> [Task brief]:
Copy out all the lines exactly. Omit pictures.

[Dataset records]
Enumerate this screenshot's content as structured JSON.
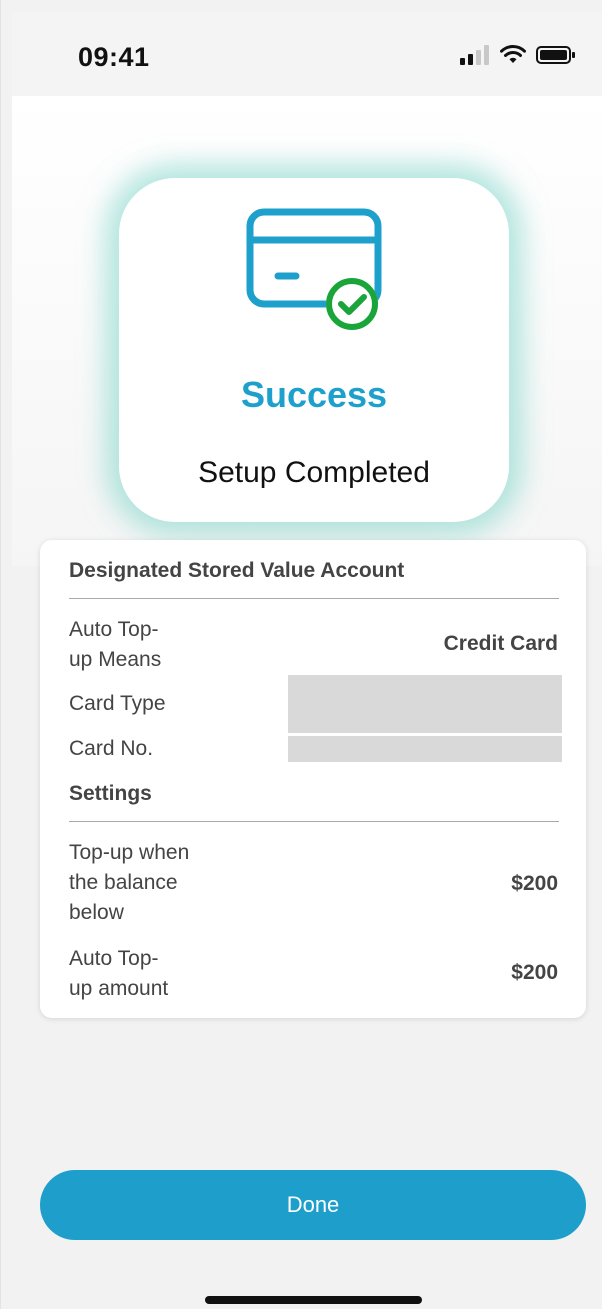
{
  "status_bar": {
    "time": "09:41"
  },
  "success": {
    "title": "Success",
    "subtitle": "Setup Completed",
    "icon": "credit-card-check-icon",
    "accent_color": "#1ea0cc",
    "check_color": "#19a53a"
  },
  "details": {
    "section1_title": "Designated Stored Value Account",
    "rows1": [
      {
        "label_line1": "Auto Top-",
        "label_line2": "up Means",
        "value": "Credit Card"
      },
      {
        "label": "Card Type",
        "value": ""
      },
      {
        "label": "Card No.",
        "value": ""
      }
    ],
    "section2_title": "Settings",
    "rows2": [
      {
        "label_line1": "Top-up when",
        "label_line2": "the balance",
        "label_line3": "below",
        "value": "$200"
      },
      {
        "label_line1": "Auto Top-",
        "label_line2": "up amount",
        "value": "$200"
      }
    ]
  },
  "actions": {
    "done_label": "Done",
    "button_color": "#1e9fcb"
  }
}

> [Reply to the exercise]:
Enumerate this screenshot's content as structured JSON.
{
  "status_bar": {
    "time": "09:41"
  },
  "success": {
    "title": "Success",
    "subtitle": "Setup Completed",
    "icon": "credit-card-check-icon",
    "accent_color": "#1ea0cc",
    "check_color": "#19a53a"
  },
  "details": {
    "section1_title": "Designated Stored Value Account",
    "rows1": [
      {
        "label_line1": "Auto Top-",
        "label_line2": "up Means",
        "value": "Credit Card"
      },
      {
        "label": "Card Type",
        "value": ""
      },
      {
        "label": "Card No.",
        "value": ""
      }
    ],
    "section2_title": "Settings",
    "rows2": [
      {
        "label_line1": "Top-up when",
        "label_line2": "the balance",
        "label_line3": "below",
        "value": "$200"
      },
      {
        "label_line1": "Auto Top-",
        "label_line2": "up amount",
        "value": "$200"
      }
    ]
  },
  "actions": {
    "done_label": "Done",
    "button_color": "#1e9fcb"
  }
}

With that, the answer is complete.